**What the exercise asks**
In the entries below, count every line containing "today". Reply with the number alone.

**Records to process**
***

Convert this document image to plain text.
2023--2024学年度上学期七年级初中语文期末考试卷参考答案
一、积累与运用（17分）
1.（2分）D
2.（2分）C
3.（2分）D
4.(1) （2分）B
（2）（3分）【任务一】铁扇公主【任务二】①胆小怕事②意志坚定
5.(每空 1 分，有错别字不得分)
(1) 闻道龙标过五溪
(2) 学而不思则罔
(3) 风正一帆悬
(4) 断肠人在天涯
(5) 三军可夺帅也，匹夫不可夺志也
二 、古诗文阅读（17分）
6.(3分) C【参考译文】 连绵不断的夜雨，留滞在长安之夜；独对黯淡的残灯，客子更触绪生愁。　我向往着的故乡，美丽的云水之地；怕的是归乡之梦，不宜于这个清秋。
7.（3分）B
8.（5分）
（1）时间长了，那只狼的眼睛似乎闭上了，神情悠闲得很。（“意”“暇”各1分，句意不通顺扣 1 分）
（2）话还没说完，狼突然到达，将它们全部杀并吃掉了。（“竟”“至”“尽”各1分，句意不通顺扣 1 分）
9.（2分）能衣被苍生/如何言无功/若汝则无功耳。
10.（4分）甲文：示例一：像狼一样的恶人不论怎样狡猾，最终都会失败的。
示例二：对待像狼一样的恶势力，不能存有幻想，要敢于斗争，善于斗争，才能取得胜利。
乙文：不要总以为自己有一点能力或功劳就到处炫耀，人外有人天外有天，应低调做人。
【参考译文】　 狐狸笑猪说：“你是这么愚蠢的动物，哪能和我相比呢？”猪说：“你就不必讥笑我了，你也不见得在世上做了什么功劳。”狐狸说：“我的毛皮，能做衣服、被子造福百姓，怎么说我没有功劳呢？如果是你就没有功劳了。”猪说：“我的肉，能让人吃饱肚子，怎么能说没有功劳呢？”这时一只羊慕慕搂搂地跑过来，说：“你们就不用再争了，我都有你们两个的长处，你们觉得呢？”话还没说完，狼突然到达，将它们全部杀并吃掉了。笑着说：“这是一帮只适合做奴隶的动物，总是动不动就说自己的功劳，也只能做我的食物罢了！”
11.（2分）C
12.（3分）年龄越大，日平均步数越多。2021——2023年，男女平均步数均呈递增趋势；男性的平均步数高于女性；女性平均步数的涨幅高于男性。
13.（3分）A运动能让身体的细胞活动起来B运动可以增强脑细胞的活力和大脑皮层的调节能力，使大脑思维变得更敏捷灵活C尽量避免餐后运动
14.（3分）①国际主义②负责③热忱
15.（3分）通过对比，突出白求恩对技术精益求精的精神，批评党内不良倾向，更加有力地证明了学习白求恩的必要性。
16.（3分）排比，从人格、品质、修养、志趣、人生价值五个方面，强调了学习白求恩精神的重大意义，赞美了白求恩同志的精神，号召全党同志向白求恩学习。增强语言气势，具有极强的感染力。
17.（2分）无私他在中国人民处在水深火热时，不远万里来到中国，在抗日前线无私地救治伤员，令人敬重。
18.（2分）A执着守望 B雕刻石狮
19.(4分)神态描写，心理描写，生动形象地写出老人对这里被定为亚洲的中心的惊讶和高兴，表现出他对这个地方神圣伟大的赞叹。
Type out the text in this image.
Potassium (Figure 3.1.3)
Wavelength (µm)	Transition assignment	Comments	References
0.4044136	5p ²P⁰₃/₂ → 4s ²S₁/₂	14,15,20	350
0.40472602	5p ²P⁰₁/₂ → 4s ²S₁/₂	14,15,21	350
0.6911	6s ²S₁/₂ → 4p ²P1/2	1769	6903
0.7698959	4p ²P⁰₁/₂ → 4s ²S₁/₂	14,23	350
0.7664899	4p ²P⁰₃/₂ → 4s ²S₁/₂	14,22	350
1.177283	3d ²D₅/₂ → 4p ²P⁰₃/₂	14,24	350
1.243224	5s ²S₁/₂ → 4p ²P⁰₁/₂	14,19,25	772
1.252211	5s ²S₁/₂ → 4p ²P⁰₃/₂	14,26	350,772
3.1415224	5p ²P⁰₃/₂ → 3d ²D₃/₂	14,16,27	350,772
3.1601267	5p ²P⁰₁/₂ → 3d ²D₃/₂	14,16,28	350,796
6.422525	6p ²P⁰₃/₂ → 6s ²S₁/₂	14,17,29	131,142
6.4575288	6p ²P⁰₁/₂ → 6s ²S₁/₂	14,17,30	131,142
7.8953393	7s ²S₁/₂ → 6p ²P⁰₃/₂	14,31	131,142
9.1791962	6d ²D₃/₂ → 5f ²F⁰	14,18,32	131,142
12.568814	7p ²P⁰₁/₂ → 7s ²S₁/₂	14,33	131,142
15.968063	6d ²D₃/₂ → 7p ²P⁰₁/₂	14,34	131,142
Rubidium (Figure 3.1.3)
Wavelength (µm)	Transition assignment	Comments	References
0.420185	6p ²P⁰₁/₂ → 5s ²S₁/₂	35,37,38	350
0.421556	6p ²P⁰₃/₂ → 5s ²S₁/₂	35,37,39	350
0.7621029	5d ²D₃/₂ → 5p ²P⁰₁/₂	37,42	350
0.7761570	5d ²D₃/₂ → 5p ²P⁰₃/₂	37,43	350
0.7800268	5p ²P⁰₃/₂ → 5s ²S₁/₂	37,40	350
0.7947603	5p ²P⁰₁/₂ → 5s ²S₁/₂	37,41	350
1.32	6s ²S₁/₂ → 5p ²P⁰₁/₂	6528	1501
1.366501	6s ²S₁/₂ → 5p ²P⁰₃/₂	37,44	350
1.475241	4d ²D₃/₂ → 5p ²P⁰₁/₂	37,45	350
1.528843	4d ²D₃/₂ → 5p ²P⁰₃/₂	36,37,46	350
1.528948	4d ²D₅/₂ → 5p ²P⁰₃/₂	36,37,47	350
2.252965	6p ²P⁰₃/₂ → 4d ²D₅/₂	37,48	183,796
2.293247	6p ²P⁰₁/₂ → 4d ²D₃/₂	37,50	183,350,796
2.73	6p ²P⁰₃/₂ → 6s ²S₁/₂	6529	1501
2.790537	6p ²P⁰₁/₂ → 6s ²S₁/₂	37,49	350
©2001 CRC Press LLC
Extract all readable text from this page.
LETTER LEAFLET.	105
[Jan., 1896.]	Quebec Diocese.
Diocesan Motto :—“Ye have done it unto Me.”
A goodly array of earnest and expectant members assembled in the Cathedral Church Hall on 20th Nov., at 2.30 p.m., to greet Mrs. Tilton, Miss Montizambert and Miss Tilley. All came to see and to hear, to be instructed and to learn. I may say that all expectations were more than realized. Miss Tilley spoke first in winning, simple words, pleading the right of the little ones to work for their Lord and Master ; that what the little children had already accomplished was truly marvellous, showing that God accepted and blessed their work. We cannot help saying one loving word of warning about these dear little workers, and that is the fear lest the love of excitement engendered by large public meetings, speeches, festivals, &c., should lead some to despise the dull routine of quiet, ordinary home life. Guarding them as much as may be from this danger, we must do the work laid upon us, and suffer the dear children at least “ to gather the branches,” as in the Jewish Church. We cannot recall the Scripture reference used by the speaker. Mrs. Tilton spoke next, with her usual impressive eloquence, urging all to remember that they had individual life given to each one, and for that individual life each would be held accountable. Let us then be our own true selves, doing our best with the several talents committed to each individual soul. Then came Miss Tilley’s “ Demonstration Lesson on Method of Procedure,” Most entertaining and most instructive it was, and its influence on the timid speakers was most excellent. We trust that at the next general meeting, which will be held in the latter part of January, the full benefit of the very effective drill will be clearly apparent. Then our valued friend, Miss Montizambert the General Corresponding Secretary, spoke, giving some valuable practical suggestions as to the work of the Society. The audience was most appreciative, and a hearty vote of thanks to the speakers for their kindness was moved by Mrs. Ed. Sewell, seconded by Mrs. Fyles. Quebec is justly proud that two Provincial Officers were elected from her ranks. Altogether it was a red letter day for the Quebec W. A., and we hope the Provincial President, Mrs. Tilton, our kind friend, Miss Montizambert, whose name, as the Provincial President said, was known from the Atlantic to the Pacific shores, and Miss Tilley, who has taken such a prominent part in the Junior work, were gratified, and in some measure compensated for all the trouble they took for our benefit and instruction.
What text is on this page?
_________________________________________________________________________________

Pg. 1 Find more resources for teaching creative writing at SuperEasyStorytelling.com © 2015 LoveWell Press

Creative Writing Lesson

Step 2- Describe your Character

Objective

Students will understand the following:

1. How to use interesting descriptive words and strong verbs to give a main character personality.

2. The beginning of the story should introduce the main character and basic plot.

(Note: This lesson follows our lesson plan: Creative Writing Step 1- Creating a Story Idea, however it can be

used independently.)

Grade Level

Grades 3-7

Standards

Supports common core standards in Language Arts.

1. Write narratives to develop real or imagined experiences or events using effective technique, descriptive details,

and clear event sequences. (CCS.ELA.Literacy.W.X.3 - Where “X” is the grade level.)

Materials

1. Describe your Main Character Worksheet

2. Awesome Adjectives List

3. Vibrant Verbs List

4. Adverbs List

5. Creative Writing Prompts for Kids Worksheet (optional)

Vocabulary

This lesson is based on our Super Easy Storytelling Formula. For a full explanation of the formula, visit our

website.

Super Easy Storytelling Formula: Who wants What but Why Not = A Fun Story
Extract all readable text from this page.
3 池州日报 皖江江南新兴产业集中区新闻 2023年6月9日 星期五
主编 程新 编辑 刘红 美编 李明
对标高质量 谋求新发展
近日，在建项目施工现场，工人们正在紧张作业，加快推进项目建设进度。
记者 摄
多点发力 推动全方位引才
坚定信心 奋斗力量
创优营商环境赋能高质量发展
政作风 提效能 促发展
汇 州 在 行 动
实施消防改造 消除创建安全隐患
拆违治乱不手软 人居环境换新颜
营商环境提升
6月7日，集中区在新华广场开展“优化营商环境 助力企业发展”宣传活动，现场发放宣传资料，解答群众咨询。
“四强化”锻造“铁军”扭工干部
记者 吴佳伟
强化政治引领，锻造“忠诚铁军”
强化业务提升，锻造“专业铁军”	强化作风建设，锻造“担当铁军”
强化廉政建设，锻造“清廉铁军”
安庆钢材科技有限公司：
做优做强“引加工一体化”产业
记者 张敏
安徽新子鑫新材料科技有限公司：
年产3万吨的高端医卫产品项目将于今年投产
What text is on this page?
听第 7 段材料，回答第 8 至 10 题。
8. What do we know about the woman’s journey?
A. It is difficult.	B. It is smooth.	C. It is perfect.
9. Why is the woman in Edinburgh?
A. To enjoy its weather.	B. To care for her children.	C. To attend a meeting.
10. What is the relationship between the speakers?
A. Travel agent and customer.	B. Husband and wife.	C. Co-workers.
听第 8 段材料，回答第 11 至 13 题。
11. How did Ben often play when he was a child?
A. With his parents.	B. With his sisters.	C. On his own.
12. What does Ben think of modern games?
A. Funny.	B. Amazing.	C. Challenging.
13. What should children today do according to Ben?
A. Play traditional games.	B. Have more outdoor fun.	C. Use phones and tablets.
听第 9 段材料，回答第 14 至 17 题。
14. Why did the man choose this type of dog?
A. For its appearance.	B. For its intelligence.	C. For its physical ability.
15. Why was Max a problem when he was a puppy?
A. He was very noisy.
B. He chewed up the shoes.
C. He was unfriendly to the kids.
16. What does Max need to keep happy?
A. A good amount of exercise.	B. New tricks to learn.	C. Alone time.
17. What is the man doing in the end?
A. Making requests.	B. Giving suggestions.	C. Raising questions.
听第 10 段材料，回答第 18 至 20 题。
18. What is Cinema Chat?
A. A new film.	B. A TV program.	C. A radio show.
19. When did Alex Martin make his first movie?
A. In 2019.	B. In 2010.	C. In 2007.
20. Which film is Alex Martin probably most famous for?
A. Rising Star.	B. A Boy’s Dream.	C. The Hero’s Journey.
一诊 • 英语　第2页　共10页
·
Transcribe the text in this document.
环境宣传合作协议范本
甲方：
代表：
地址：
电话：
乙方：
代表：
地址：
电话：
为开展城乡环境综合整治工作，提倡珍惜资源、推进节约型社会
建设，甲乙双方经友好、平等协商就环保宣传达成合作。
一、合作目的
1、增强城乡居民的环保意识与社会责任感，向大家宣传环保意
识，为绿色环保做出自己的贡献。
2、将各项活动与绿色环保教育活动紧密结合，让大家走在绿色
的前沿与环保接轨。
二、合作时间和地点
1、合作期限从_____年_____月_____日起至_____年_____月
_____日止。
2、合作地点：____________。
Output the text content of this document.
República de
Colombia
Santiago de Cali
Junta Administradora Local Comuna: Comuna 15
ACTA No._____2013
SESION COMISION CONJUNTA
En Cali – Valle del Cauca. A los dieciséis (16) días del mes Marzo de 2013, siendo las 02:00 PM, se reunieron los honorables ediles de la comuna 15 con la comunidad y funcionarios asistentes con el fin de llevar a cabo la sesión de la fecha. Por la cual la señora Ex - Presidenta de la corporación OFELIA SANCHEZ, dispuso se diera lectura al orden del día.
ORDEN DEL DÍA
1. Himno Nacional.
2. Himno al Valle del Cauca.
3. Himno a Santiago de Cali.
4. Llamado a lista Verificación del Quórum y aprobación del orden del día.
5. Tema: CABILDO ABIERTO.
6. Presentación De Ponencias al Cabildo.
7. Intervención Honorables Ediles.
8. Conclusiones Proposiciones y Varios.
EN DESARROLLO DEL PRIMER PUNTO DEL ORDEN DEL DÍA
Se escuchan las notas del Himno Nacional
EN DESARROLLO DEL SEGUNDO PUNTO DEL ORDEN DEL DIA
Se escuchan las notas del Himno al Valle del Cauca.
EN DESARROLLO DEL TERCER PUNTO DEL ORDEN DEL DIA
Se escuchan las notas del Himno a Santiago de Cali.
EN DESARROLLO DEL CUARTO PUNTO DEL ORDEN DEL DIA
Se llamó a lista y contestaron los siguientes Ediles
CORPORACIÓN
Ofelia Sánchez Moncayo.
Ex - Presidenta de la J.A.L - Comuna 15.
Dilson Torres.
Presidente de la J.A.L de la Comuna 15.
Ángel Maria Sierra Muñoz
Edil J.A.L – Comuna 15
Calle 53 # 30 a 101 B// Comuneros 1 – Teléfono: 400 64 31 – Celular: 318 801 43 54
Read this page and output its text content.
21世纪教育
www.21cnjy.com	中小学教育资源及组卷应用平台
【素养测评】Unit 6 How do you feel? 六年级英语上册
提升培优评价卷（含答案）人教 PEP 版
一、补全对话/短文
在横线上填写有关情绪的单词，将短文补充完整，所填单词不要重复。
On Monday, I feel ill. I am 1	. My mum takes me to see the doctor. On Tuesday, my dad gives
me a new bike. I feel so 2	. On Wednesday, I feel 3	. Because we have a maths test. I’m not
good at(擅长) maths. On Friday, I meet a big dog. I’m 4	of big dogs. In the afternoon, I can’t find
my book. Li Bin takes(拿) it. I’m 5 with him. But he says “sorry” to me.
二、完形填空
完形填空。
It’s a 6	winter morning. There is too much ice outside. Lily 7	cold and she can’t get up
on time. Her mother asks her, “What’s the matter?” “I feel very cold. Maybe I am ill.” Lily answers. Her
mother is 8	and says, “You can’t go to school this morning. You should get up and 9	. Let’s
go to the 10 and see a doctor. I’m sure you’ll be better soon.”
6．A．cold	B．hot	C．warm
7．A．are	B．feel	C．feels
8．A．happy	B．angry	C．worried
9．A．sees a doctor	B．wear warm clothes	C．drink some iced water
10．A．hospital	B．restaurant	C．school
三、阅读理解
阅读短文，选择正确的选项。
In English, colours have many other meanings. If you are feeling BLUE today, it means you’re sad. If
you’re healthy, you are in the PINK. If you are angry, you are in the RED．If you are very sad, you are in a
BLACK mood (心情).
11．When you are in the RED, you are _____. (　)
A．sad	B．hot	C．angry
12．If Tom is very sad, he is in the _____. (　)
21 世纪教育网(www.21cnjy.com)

***

**The reply**
2